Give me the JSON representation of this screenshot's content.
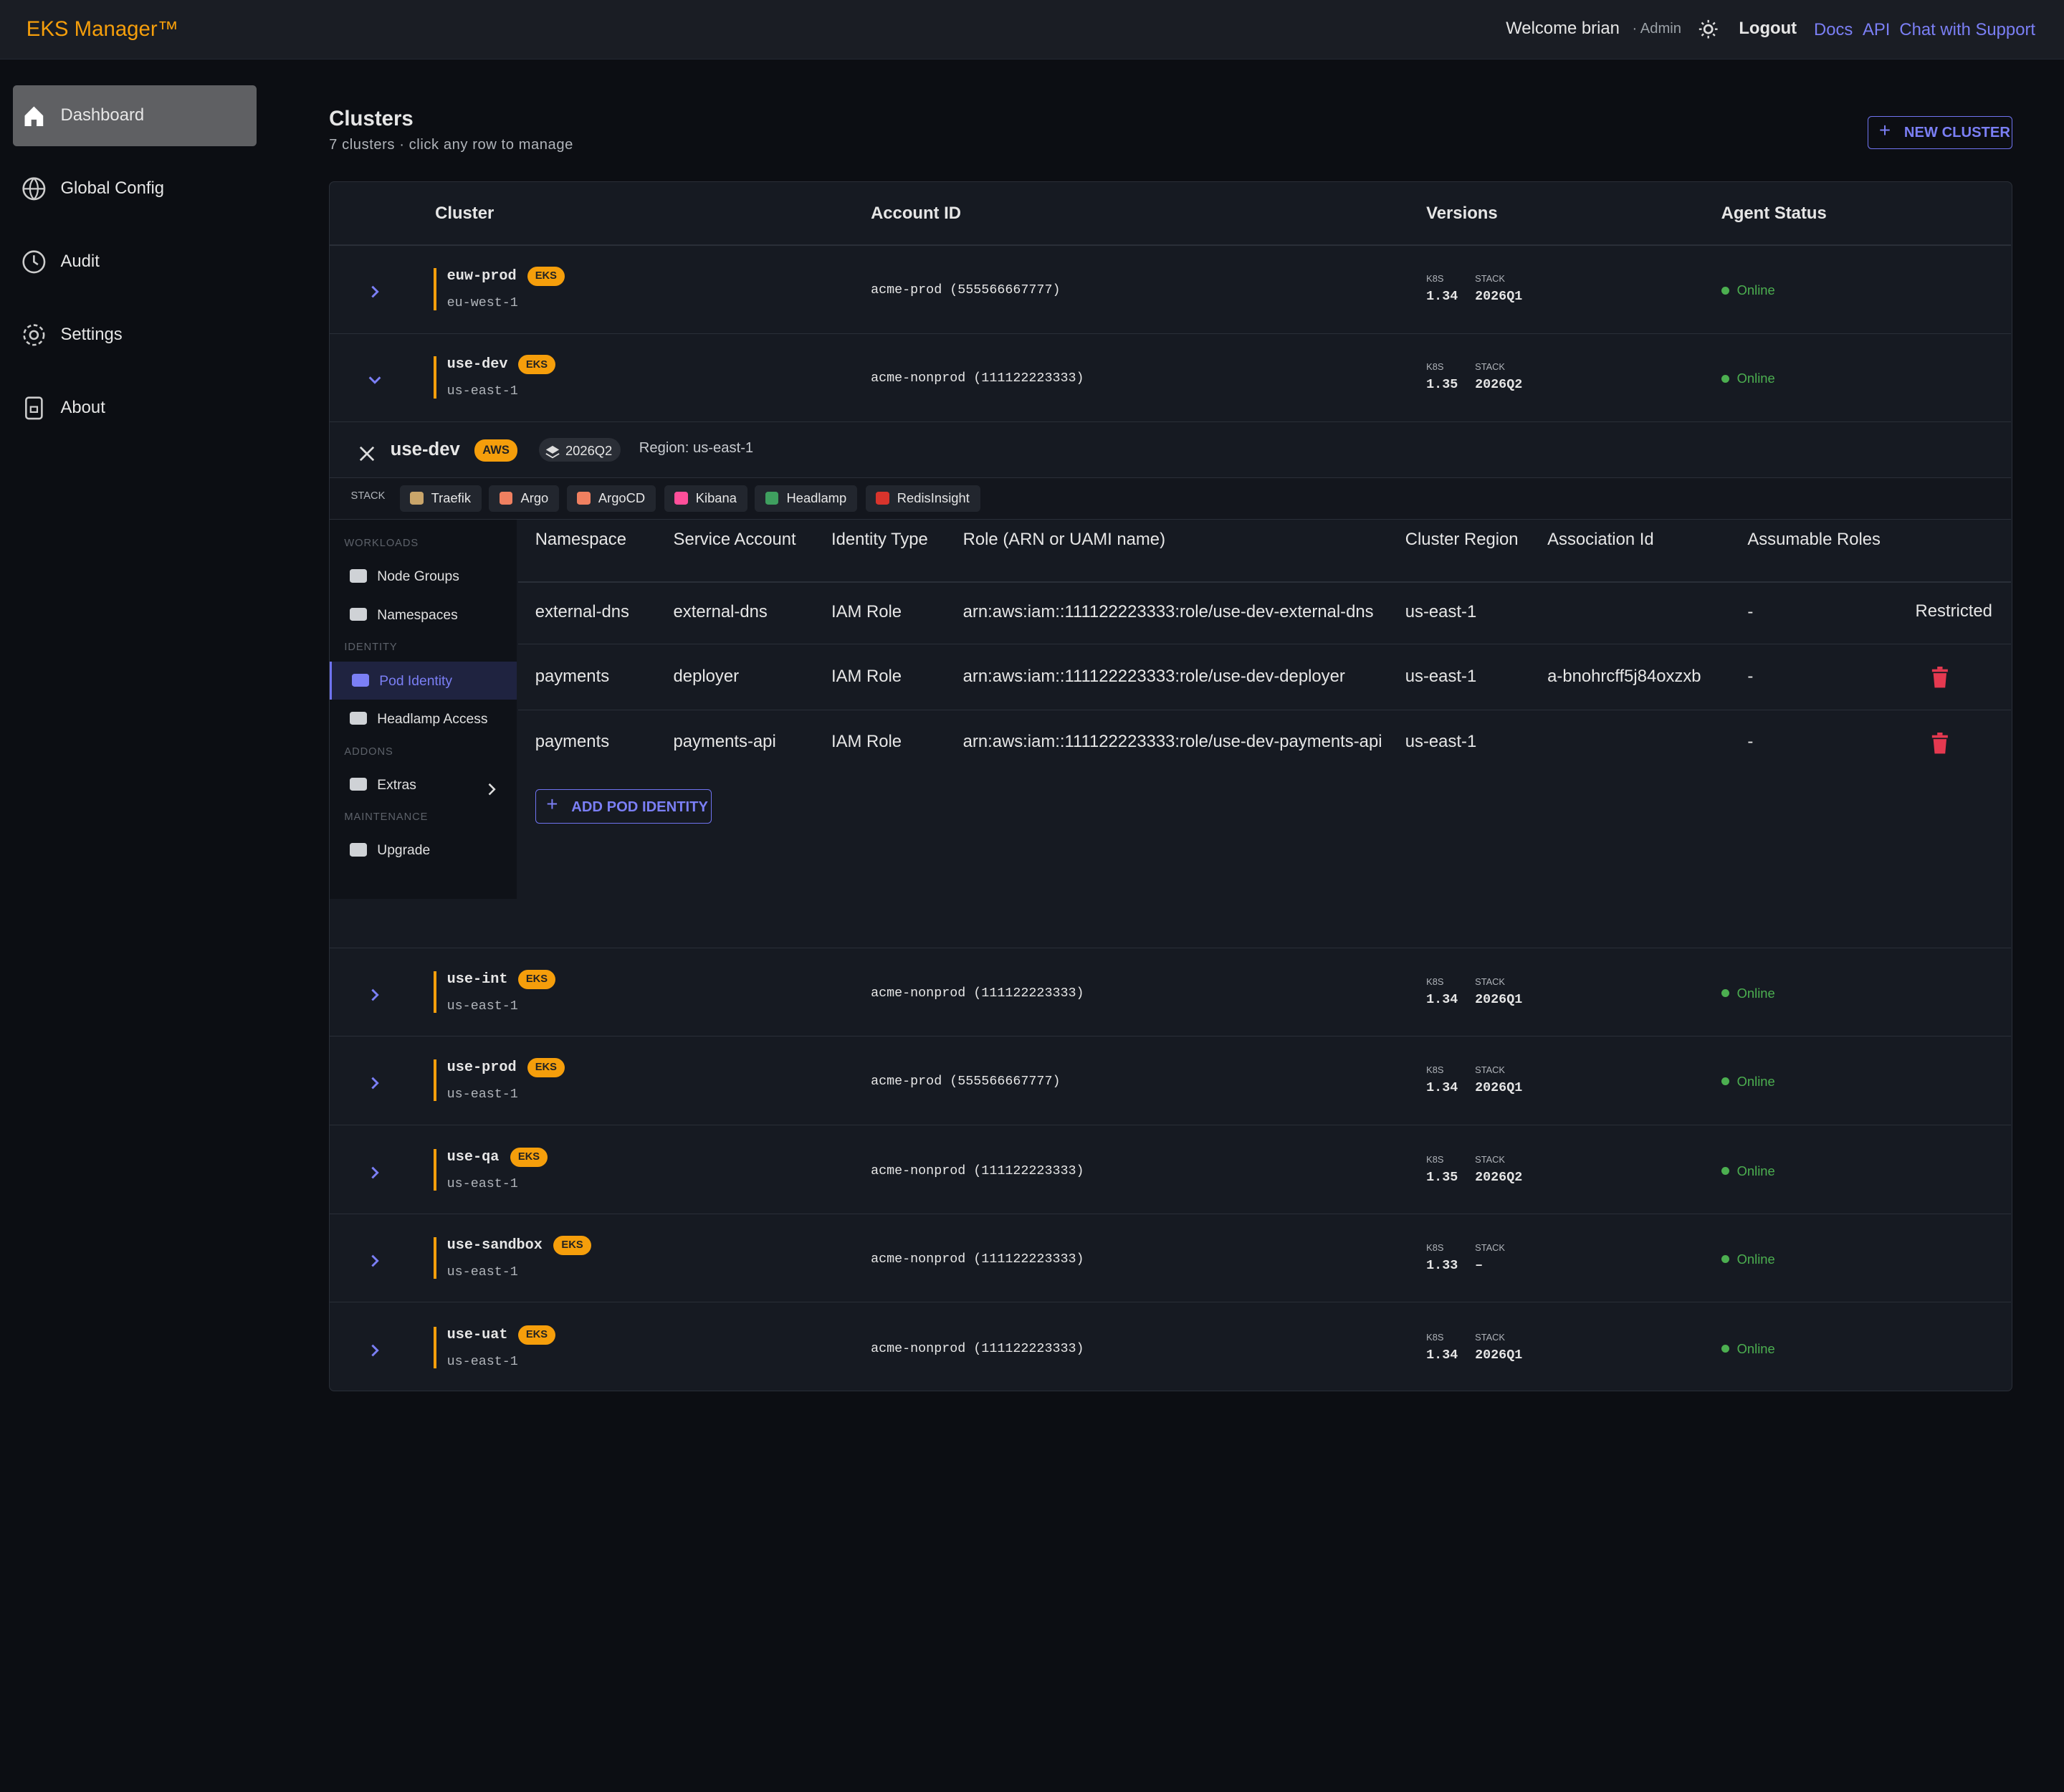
{
  "header": {
    "brand": "EKS Manager™",
    "welcome": "Welcome brian",
    "role": "· Admin",
    "logout": "Logout",
    "links": [
      "Docs",
      "API",
      "Chat with Support"
    ]
  },
  "sidebar": [
    "Dashboard",
    "Global Config",
    "Audit",
    "Settings",
    "About"
  ],
  "page": {
    "title": "Clusters",
    "subtitle": "7 clusters · click any row to manage",
    "new_cluster": "NEW CLUSTER"
  },
  "table": {
    "headers": [
      "Cluster",
      "Account ID",
      "Versions",
      "Agent Status"
    ],
    "version_labels": {
      "k8s": "K8S",
      "stack": "STACK"
    },
    "clusters": [
      {
        "name": "euw-prod",
        "badge": "EKS",
        "region": "eu-west-1",
        "account": "acme-prod (555566667777)",
        "k8s": "1.34",
        "stack": "2026Q1",
        "status": "Online"
      },
      {
        "name": "use-dev",
        "badge": "EKS",
        "region": "us-east-1",
        "account": "acme-nonprod (111122223333)",
        "k8s": "1.35",
        "stack": "2026Q2",
        "status": "Online"
      },
      {
        "name": "use-int",
        "badge": "EKS",
        "region": "us-east-1",
        "account": "acme-nonprod (111122223333)",
        "k8s": "1.34",
        "stack": "2026Q1",
        "status": "Online"
      },
      {
        "name": "use-prod",
        "badge": "EKS",
        "region": "us-east-1",
        "account": "acme-prod (555566667777)",
        "k8s": "1.34",
        "stack": "2026Q1",
        "status": "Online"
      },
      {
        "name": "use-qa",
        "badge": "EKS",
        "region": "us-east-1",
        "account": "acme-nonprod (111122223333)",
        "k8s": "1.35",
        "stack": "2026Q2",
        "status": "Online"
      },
      {
        "name": "use-sandbox",
        "badge": "EKS",
        "region": "us-east-1",
        "account": "acme-nonprod (111122223333)",
        "k8s": "1.33",
        "stack": "–",
        "status": "Online"
      },
      {
        "name": "use-uat",
        "badge": "EKS",
        "region": "us-east-1",
        "account": "acme-nonprod (111122223333)",
        "k8s": "1.34",
        "stack": "2026Q1",
        "status": "Online"
      }
    ]
  },
  "detail": {
    "name": "use-dev",
    "provider": "AWS",
    "stack_version": "2026Q2",
    "region": "Region: us-east-1",
    "stack_label": "STACK",
    "stack": [
      "Traefik",
      "Argo",
      "ArgoCD",
      "Kibana",
      "Headlamp",
      "RedisInsight"
    ],
    "nav": [
      {
        "title": "WORKLOADS",
        "items": [
          "Node Groups",
          "Namespaces"
        ]
      },
      {
        "title": "IDENTITY",
        "items": [
          "Pod Identity",
          "Headlamp Access"
        ]
      },
      {
        "title": "ADDONS",
        "items": [
          "Extras"
        ]
      },
      {
        "title": "MAINTENANCE",
        "items": [
          "Upgrade"
        ]
      }
    ],
    "headers": [
      "Namespace",
      "Service Account",
      "Identity Type",
      "Role (ARN or UAMI name)",
      "Cluster Region",
      "Association Id",
      "Assumable Roles"
    ],
    "rows": [
      {
        "namespace": "external-dns",
        "service_account": "external-dns",
        "identity_type": "IAM Role",
        "role": "arn:aws:iam::111122223333:role/use-dev-external-dns",
        "region": "us-east-1",
        "assumable_roles": "-",
        "action": "Restricted"
      },
      {
        "namespace": "payments",
        "service_account": "deployer",
        "identity_type": "IAM Role",
        "role": "arn:aws:iam::111122223333:role/use-dev-deployer",
        "region": "us-east-1",
        "association_id": "a-bnohrcff5j84oxzxb",
        "assumable_roles": "-"
      },
      {
        "namespace": "payments",
        "service_account": "payments-api",
        "identity_type": "IAM Role",
        "role": "arn:aws:iam::111122223333:role/use-dev-payments-api",
        "region": "us-east-1",
        "assumable_roles": "-"
      }
    ],
    "add_button": "ADD POD IDENTITY"
  }
}
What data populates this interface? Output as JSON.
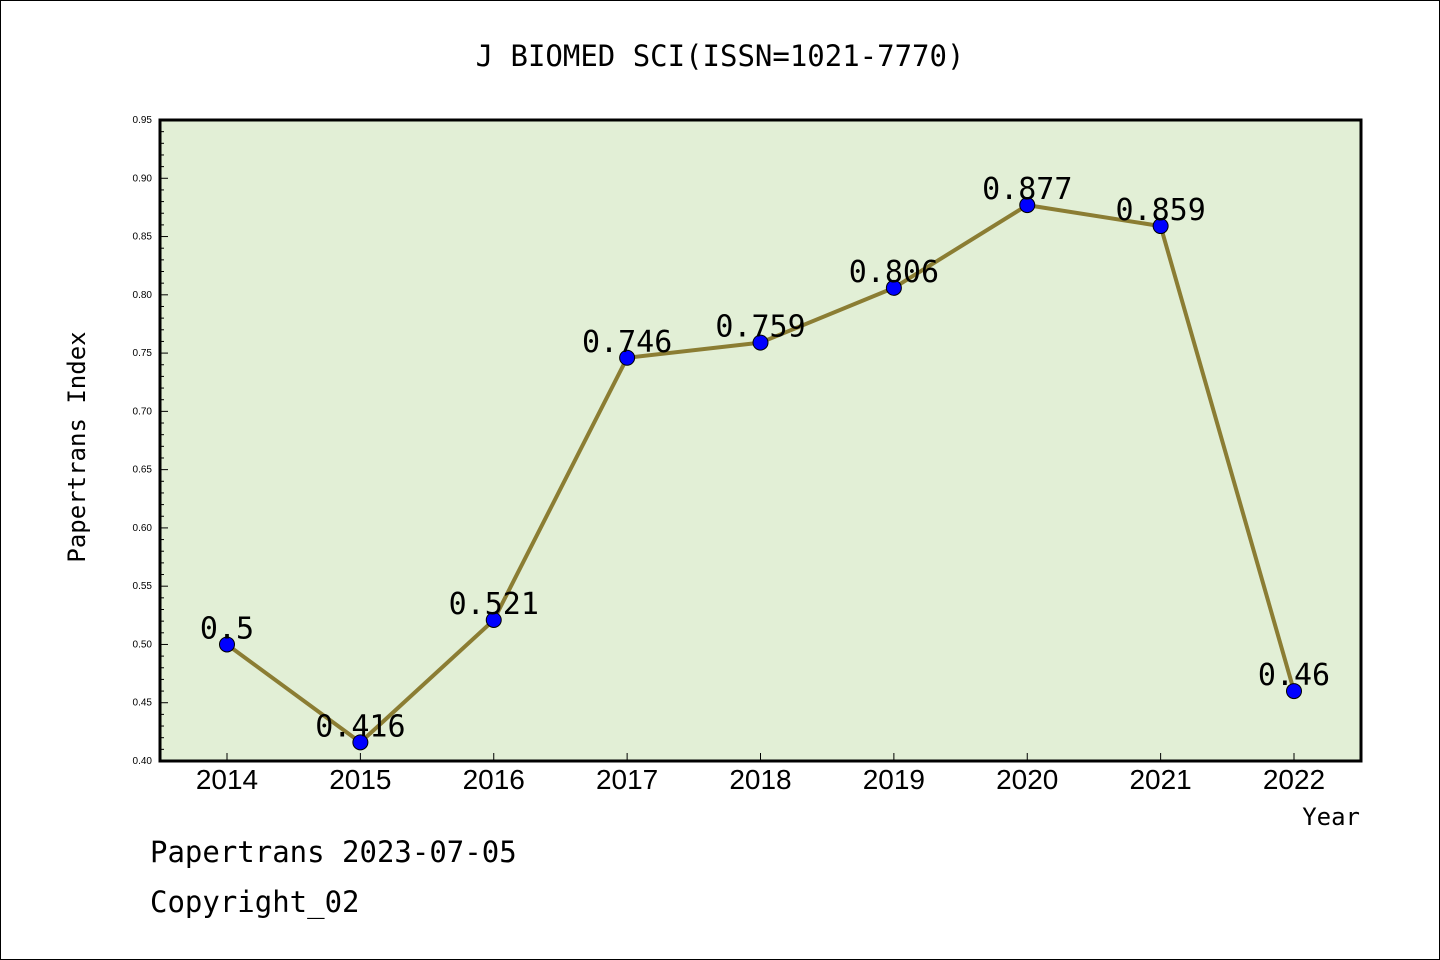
{
  "chart_data": {
    "type": "line",
    "title": "J BIOMED SCI(ISSN=1021-7770)",
    "xlabel": "Year",
    "ylabel": "Papertrans Index",
    "categories": [
      "2014",
      "2015",
      "2016",
      "2017",
      "2018",
      "2019",
      "2020",
      "2021",
      "2022"
    ],
    "series": [
      {
        "values": [
          0.5,
          0.416,
          0.521,
          0.746,
          0.759,
          0.806,
          0.877,
          0.859,
          0.46
        ],
        "labels": [
          "0.5",
          "0.416",
          "0.521",
          "0.746",
          "0.759",
          "0.806",
          "0.877",
          "0.859",
          "0.46"
        ]
      }
    ],
    "ylim": [
      0.4,
      0.95
    ],
    "yticks": [
      "0.40",
      "0.45",
      "0.50",
      "0.55",
      "0.60",
      "0.65",
      "0.70",
      "0.75",
      "0.80",
      "0.85",
      "0.90",
      "0.95"
    ],
    "grid": false,
    "colors": {
      "plot_background": "#e2efd6",
      "line": "#8b7d33",
      "marker": "#0000ff"
    }
  },
  "footer": {
    "line1": "Papertrans 2023-07-05",
    "line2": "Copyright_02"
  }
}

TASK DETAILS:
Will you set down the records word for word while leaving out every picture?

SOLUTION:
Give me the JSON representation of this screenshot's content.
{
  "header": {
    "brand": "EKS Manager™",
    "welcome": "Welcome brian",
    "role": "· Admin",
    "logout": "Logout",
    "links": [
      "Docs",
      "API",
      "Chat with Support"
    ]
  },
  "sidebar": [
    "Dashboard",
    "Global Config",
    "Audit",
    "Settings",
    "About"
  ],
  "page": {
    "title": "Clusters",
    "subtitle": "7 clusters · click any row to manage",
    "new_cluster": "NEW CLUSTER"
  },
  "table": {
    "headers": [
      "Cluster",
      "Account ID",
      "Versions",
      "Agent Status"
    ],
    "version_labels": {
      "k8s": "K8S",
      "stack": "STACK"
    },
    "clusters": [
      {
        "name": "euw-prod",
        "badge": "EKS",
        "region": "eu-west-1",
        "account": "acme-prod (555566667777)",
        "k8s": "1.34",
        "stack": "2026Q1",
        "status": "Online"
      },
      {
        "name": "use-dev",
        "badge": "EKS",
        "region": "us-east-1",
        "account": "acme-nonprod (111122223333)",
        "k8s": "1.35",
        "stack": "2026Q2",
        "status": "Online"
      },
      {
        "name": "use-int",
        "badge": "EKS",
        "region": "us-east-1",
        "account": "acme-nonprod (111122223333)",
        "k8s": "1.34",
        "stack": "2026Q1",
        "status": "Online"
      },
      {
        "name": "use-prod",
        "badge": "EKS",
        "region": "us-east-1",
        "account": "acme-prod (555566667777)",
        "k8s": "1.34",
        "stack": "2026Q1",
        "status": "Online"
      },
      {
        "name": "use-qa",
        "badge": "EKS",
        "region": "us-east-1",
        "account": "acme-nonprod (111122223333)",
        "k8s": "1.35",
        "stack": "2026Q2",
        "status": "Online"
      },
      {
        "name": "use-sandbox",
        "badge": "EKS",
        "region": "us-east-1",
        "account": "acme-nonprod (111122223333)",
        "k8s": "1.33",
        "stack": "–",
        "status": "Online"
      },
      {
        "name": "use-uat",
        "badge": "EKS",
        "region": "us-east-1",
        "account": "acme-nonprod (111122223333)",
        "k8s": "1.34",
        "stack": "2026Q1",
        "status": "Online"
      }
    ]
  },
  "detail": {
    "name": "use-dev",
    "provider": "AWS",
    "stack_version": "2026Q2",
    "region": "Region: us-east-1",
    "stack_label": "STACK",
    "stack": [
      "Traefik",
      "Argo",
      "ArgoCD",
      "Kibana",
      "Headlamp",
      "RedisInsight"
    ],
    "nav": [
      {
        "title": "WORKLOADS",
        "items": [
          "Node Groups",
          "Namespaces"
        ]
      },
      {
        "title": "IDENTITY",
        "items": [
          "Pod Identity",
          "Headlamp Access"
        ]
      },
      {
        "title": "ADDONS",
        "items": [
          "Extras"
        ]
      },
      {
        "title": "MAINTENANCE",
        "items": [
          "Upgrade"
        ]
      }
    ],
    "headers": [
      "Namespace",
      "Service Account",
      "Identity Type",
      "Role (ARN or UAMI name)",
      "Cluster Region",
      "Association Id",
      "Assumable Roles"
    ],
    "rows": [
      {
        "namespace": "external-dns",
        "service_account": "external-dns",
        "identity_type": "IAM Role",
        "role": "arn:aws:iam::111122223333:role/use-dev-external-dns",
        "region": "us-east-1",
        "assumable_roles": "-",
        "action": "Restricted"
      },
      {
        "namespace": "payments",
        "service_account": "deployer",
        "identity_type": "IAM Role",
        "role": "arn:aws:iam::111122223333:role/use-dev-deployer",
        "region": "us-east-1",
        "association_id": "a-bnohrcff5j84oxzxb",
        "assumable_roles": "-"
      },
      {
        "namespace": "payments",
        "service_account": "payments-api",
        "identity_type": "IAM Role",
        "role": "arn:aws:iam::111122223333:role/use-dev-payments-api",
        "region": "us-east-1",
        "assumable_roles": "-"
      }
    ],
    "add_button": "ADD POD IDENTITY"
  }
}
What data populates this interface? Output as JSON.
{
  "chart_data": {
    "type": "line",
    "title": "J BIOMED SCI(ISSN=1021-7770)",
    "xlabel": "Year",
    "ylabel": "Papertrans Index",
    "categories": [
      "2014",
      "2015",
      "2016",
      "2017",
      "2018",
      "2019",
      "2020",
      "2021",
      "2022"
    ],
    "series": [
      {
        "values": [
          0.5,
          0.416,
          0.521,
          0.746,
          0.759,
          0.806,
          0.877,
          0.859,
          0.46
        ],
        "labels": [
          "0.5",
          "0.416",
          "0.521",
          "0.746",
          "0.759",
          "0.806",
          "0.877",
          "0.859",
          "0.46"
        ]
      }
    ],
    "ylim": [
      0.4,
      0.95
    ],
    "yticks": [
      "0.40",
      "0.45",
      "0.50",
      "0.55",
      "0.60",
      "0.65",
      "0.70",
      "0.75",
      "0.80",
      "0.85",
      "0.90",
      "0.95"
    ],
    "grid": false,
    "colors": {
      "plot_background": "#e2efd6",
      "line": "#8b7d33",
      "marker": "#0000ff"
    }
  },
  "footer": {
    "line1": "Papertrans 2023-07-05",
    "line2": "Copyright_02"
  }
}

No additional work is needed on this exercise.